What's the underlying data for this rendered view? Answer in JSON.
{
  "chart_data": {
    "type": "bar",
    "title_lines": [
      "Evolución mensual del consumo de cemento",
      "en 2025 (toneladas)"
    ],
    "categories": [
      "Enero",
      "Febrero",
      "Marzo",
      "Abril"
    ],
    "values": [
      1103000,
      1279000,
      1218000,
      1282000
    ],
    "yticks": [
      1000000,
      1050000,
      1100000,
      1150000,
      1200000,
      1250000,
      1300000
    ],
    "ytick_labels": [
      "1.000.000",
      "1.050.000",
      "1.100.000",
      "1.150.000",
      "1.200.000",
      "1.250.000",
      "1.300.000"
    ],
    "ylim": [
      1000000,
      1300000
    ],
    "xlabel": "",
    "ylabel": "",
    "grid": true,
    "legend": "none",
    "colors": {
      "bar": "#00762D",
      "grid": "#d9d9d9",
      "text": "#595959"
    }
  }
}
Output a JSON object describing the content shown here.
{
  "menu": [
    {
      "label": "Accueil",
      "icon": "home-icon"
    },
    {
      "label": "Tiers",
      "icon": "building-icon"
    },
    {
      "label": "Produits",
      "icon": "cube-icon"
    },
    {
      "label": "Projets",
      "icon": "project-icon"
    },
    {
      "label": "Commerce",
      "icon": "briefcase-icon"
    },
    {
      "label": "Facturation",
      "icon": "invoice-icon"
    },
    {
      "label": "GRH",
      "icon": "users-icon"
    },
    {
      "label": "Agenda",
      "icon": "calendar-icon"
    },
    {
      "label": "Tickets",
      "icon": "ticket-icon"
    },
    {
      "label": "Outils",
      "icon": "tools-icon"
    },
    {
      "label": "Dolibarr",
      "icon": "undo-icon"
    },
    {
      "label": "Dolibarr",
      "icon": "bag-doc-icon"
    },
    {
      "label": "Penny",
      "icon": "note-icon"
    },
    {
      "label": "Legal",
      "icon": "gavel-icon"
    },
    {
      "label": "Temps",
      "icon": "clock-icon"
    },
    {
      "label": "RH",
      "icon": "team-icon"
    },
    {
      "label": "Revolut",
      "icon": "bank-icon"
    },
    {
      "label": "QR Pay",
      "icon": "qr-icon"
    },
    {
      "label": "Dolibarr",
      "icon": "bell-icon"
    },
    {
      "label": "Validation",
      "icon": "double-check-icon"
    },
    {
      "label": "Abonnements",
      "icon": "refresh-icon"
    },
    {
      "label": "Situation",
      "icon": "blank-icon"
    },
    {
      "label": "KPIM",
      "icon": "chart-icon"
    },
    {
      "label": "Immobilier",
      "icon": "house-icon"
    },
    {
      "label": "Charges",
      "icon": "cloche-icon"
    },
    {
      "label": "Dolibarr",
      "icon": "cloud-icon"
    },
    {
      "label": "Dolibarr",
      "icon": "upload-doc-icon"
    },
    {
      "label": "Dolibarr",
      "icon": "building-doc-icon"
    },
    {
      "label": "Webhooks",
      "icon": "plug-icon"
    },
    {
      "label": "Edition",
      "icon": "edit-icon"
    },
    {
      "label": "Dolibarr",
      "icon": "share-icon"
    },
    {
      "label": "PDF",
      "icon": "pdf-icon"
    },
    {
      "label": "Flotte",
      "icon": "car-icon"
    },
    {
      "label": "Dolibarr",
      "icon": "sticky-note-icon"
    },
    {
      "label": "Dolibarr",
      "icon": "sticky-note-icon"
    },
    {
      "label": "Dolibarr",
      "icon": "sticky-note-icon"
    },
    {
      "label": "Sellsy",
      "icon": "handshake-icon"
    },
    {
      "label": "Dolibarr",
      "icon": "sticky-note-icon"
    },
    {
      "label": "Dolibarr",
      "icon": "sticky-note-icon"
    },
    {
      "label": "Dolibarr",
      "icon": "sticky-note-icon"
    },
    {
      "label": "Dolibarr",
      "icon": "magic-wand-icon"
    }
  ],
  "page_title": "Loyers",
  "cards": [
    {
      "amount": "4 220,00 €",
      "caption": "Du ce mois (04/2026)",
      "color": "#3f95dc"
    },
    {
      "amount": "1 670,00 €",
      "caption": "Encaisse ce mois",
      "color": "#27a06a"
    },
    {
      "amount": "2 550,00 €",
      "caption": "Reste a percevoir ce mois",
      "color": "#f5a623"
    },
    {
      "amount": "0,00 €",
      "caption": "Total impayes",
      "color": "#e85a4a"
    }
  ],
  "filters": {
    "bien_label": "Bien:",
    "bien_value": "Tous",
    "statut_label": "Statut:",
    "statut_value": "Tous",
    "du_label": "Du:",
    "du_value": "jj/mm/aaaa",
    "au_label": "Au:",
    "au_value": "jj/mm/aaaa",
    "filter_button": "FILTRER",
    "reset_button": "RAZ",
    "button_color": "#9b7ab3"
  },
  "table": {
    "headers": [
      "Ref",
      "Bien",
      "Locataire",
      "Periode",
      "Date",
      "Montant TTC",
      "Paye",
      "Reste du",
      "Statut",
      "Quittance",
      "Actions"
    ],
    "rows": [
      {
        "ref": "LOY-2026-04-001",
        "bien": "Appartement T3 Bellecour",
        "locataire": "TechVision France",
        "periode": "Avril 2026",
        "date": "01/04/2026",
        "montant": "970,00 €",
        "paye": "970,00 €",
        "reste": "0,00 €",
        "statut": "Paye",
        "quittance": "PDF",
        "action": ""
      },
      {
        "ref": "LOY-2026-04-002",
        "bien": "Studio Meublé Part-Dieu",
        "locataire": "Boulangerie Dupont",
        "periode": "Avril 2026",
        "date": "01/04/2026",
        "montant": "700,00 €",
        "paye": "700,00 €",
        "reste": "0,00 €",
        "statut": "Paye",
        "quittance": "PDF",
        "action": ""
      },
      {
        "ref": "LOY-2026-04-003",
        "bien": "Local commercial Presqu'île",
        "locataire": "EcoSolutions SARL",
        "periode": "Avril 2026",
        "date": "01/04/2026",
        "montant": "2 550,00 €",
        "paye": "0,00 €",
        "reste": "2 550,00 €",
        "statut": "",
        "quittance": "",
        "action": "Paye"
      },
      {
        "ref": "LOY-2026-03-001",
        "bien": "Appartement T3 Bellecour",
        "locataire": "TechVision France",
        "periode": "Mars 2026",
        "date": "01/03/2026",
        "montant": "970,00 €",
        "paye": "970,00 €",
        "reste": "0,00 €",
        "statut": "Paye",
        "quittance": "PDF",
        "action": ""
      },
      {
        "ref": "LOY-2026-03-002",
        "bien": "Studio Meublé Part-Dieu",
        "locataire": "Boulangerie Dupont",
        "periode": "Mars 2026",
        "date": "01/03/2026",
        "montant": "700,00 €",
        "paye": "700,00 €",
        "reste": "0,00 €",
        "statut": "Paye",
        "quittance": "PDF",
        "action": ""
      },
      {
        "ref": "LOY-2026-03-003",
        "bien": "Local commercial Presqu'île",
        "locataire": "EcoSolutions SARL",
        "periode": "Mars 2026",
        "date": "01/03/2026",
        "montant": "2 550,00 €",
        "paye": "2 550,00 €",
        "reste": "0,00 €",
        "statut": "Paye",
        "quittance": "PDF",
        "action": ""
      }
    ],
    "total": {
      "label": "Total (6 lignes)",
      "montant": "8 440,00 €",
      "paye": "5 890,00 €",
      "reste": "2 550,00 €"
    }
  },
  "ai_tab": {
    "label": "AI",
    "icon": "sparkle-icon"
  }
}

----

[WORK REQUIRED]:
Pull every line holding "JSON" out of the records.

[SOLUTION TO THIS EXERCISE]:
What's the underlying data for this rendered view? Answer in JSON.
Output a JSON object describing the content shown here.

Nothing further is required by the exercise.